[Exercise goal] Put the lines below into a JSON list of strings, one string per line, with blank lines omitted and the pictures left out.

==*==

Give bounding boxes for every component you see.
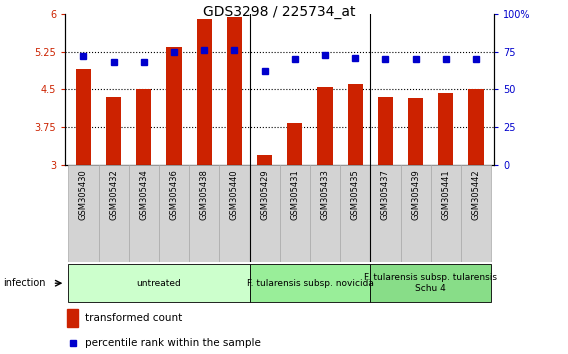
- Text: F. tularensis subsp. tularensis
Schu 4: F. tularensis subsp. tularensis Schu 4: [364, 274, 497, 293]
- Bar: [469, 89, 483, 165]
- Text: GSM305439: GSM305439: [411, 170, 420, 220]
- Bar: [348, 84, 363, 165]
- Bar: [340, 165, 370, 262]
- Text: transformed count: transformed count: [85, 313, 182, 323]
- Bar: [197, 19, 212, 165]
- Bar: [106, 97, 121, 165]
- Bar: [378, 97, 393, 165]
- Bar: [408, 98, 423, 165]
- Bar: [249, 165, 280, 262]
- Text: GSM305435: GSM305435: [351, 170, 360, 220]
- Bar: [68, 309, 78, 327]
- Text: F. tularensis subsp. novicida: F. tularensis subsp. novicida: [247, 279, 373, 288]
- Bar: [159, 165, 189, 262]
- Bar: [129, 165, 159, 262]
- Bar: [227, 17, 242, 165]
- Bar: [136, 89, 152, 165]
- Bar: [98, 165, 129, 262]
- Text: infection: infection: [3, 278, 45, 288]
- Bar: [438, 93, 453, 165]
- Bar: [370, 264, 491, 302]
- Text: GDS3298 / 225734_at: GDS3298 / 225734_at: [203, 5, 356, 19]
- Text: GSM305434: GSM305434: [139, 170, 148, 220]
- Text: GSM305429: GSM305429: [260, 170, 269, 220]
- Bar: [318, 87, 333, 165]
- Text: GSM305437: GSM305437: [381, 170, 390, 220]
- Text: GSM305432: GSM305432: [109, 170, 118, 220]
- Bar: [280, 165, 310, 262]
- Text: untreated: untreated: [136, 279, 181, 288]
- Text: GSM305430: GSM305430: [79, 170, 88, 220]
- Bar: [431, 165, 461, 262]
- Bar: [370, 165, 400, 262]
- Bar: [68, 165, 98, 262]
- Bar: [257, 155, 272, 165]
- Text: percentile rank within the sample: percentile rank within the sample: [85, 338, 261, 348]
- Text: GSM305441: GSM305441: [441, 170, 450, 220]
- Bar: [400, 165, 431, 262]
- Text: GSM305438: GSM305438: [200, 170, 209, 220]
- Text: GSM305440: GSM305440: [230, 170, 239, 220]
- Bar: [310, 165, 340, 262]
- Bar: [166, 47, 182, 165]
- Text: GSM305431: GSM305431: [290, 170, 299, 220]
- Bar: [76, 69, 91, 165]
- Bar: [219, 165, 249, 262]
- Text: GSM305436: GSM305436: [169, 170, 178, 220]
- Text: GSM305433: GSM305433: [320, 170, 329, 220]
- Text: GSM305442: GSM305442: [471, 170, 481, 220]
- Bar: [189, 165, 219, 262]
- Bar: [249, 264, 370, 302]
- Bar: [461, 165, 491, 262]
- Bar: [287, 123, 302, 165]
- Bar: [68, 264, 249, 302]
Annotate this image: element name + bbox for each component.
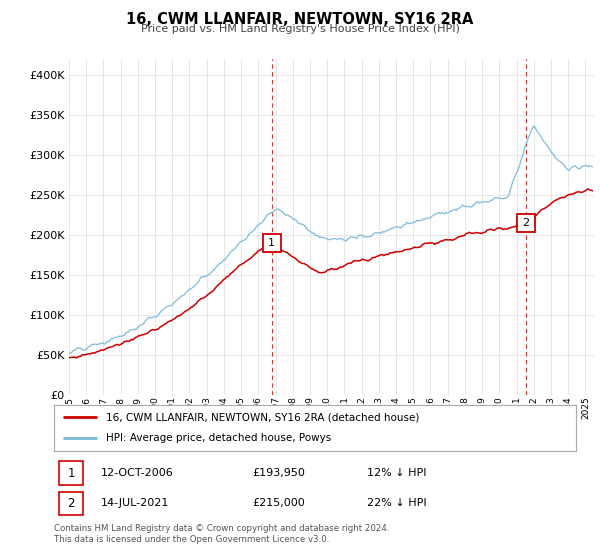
Text: 22% ↓ HPI: 22% ↓ HPI — [367, 498, 427, 508]
Text: 1: 1 — [67, 466, 75, 479]
Text: 16, CWM LLANFAIR, NEWTOWN, SY16 2RA: 16, CWM LLANFAIR, NEWTOWN, SY16 2RA — [127, 12, 473, 27]
Text: Contains HM Land Registry data © Crown copyright and database right 2024.
This d: Contains HM Land Registry data © Crown c… — [54, 524, 389, 544]
Text: 14-JUL-2021: 14-JUL-2021 — [101, 498, 169, 508]
Text: 2: 2 — [522, 218, 529, 228]
Text: 1: 1 — [268, 237, 275, 248]
Text: £193,950: £193,950 — [253, 468, 305, 478]
Text: 12-OCT-2006: 12-OCT-2006 — [101, 468, 174, 478]
FancyBboxPatch shape — [59, 461, 83, 485]
Text: 16, CWM LLANFAIR, NEWTOWN, SY16 2RA (detached house): 16, CWM LLANFAIR, NEWTOWN, SY16 2RA (det… — [106, 412, 419, 422]
FancyBboxPatch shape — [59, 492, 83, 515]
Text: 12% ↓ HPI: 12% ↓ HPI — [367, 468, 427, 478]
Text: Price paid vs. HM Land Registry's House Price Index (HPI): Price paid vs. HM Land Registry's House … — [140, 24, 460, 34]
Text: HPI: Average price, detached house, Powys: HPI: Average price, detached house, Powy… — [106, 433, 331, 444]
Text: £215,000: £215,000 — [253, 498, 305, 508]
Text: 2: 2 — [67, 497, 75, 510]
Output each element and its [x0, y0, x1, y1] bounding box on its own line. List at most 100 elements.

==*==

[Exercise response]
[
  "Give bounding boxes for every component you see.",
  "- Text: F. tularensis subsp. tularensis",
  "Schu 4: F. tularensis subsp. tularensis Schu 4: [364, 274, 497, 293]",
  "- Bar: [469, 89, 483, 165]",
  "- Text: GSM305439: GSM305439: [411, 170, 420, 220]",
  "- Bar: [348, 84, 363, 165]",
  "- Bar: [340, 165, 370, 262]",
  "- Text: transformed count: transformed count: [85, 313, 182, 323]",
  "- Bar: [197, 19, 212, 165]",
  "- Bar: [106, 97, 121, 165]",
  "- Bar: [378, 97, 393, 165]",
  "- Bar: [408, 98, 423, 165]",
  "- Bar: [249, 165, 280, 262]",
  "- Text: GSM305435: GSM305435: [351, 170, 360, 220]",
  "- Bar: [68, 309, 78, 327]",
  "- Text: F. tularensis subsp. novicida: F. tularensis subsp. novicida: [247, 279, 373, 288]",
  "- Bar: [159, 165, 189, 262]",
  "- Bar: [129, 165, 159, 262]",
  "- Bar: [227, 17, 242, 165]",
  "- Bar: [136, 89, 152, 165]",
  "- Bar: [98, 165, 129, 262]",
  "- Text: infection: infection: [3, 278, 45, 288]",
  "- Bar: [438, 93, 453, 165]",
  "- Bar: [370, 264, 491, 302]",
  "- Text: GDS3298 / 225734_at: GDS3298 / 225734_at: [203, 5, 356, 19]",
  "- Text: GSM305434: GSM305434: [139, 170, 148, 220]",
  "- Text: GSM305429: GSM305429: [260, 170, 269, 220]",
  "- Bar: [318, 87, 333, 165]",
  "- Text: GSM305437: GSM305437: [381, 170, 390, 220]",
  "- Text: GSM305432: GSM305432: [109, 170, 118, 220]",
  "- Bar: [280, 165, 310, 262]",
  "- Text: untreated: untreated: [136, 279, 181, 288]",
  "- Text: GSM305430: GSM305430: [79, 170, 88, 220]",
  "- Bar: [431, 165, 461, 262]",
  "- Bar: [370, 165, 400, 262]",
  "- Bar: [68, 165, 98, 262]",
  "- Bar: [257, 155, 272, 165]",
  "- Text: percentile rank within the sample: percentile rank within the sample: [85, 338, 261, 348]",
  "- Text: GSM305441: GSM305441: [441, 170, 450, 220]",
  "- Bar: [400, 165, 431, 262]",
  "- Text: GSM305438: GSM305438: [200, 170, 209, 220]",
  "- Text: GSM305440: GSM305440: [230, 170, 239, 220]",
  "- Bar: [310, 165, 340, 262]",
  "- Bar: [166, 47, 182, 165]",
  "- Text: GSM305431: GSM305431: [290, 170, 299, 220]",
  "- Bar: [76, 69, 91, 165]",
  "- Bar: [219, 165, 249, 262]",
  "- Text: GSM305436: GSM305436: [169, 170, 178, 220]",
  "- Text: GSM305433: GSM305433: [320, 170, 329, 220]",
  "- Text: GSM305442: GSM305442: [471, 170, 481, 220]",
  "- Bar: [189, 165, 219, 262]",
  "- Bar: [249, 264, 370, 302]",
  "- Bar: [461, 165, 491, 262]",
  "- Bar: [287, 123, 302, 165]",
  "- Bar: [68, 264, 249, 302]",
  "Annotate this image: element name + bbox for each component.",
  "Text: 22% ↓ HPI: 22% ↓ HPI — [367, 498, 427, 508]",
  "Text: 1: 1 — [67, 466, 75, 479]",
  "Text: 16, CWM LLANFAIR, NEWTOWN, SY16 2RA: 16, CWM LLANFAIR, NEWTOWN, SY16 2RA — [127, 12, 473, 27]",
  "Text: Contains HM Land Registry data © Crown copyright and database right 2024.",
  "This d: Contains HM Land Registry data © Crown c… — [54, 524, 389, 544]",
  "Text: 14-JUL-2021: 14-JUL-2021 — [101, 498, 169, 508]",
  "Text: 2: 2 — [522, 218, 529, 228]",
  "Text: 1: 1 — [268, 237, 275, 248]",
  "Text: £193,950: £193,950 — [253, 468, 305, 478]",
  "Text: 12-OCT-2006: 12-OCT-2006 — [101, 468, 174, 478]",
  "FancyBboxPatch shape — [59, 461, 83, 485]",
  "Text: 16, CWM LLANFAIR, NEWTOWN, SY16 2RA (detached house): 16, CWM LLANFAIR, NEWTOWN, SY16 2RA (det… — [106, 412, 419, 422]",
  "FancyBboxPatch shape — [59, 492, 83, 515]",
  "Text: 12% ↓ HPI: 12% ↓ HPI — [367, 468, 427, 478]",
  "Text: Price paid vs. HM Land Registry's House Price Index (HPI): Price paid vs. HM Land Registry's House … — [140, 24, 460, 34]",
  "Text: HPI: Average price, detached house, Powys: HPI: Average price, detached house, Powy… — [106, 433, 331, 444]",
  "Text: £215,000: £215,000 — [253, 498, 305, 508]",
  "Text: 2: 2 — [67, 497, 75, 510]",
  "Output each element and its [x0, y0, x1, y1] bounding box on its own line. List at most 100 elements."
]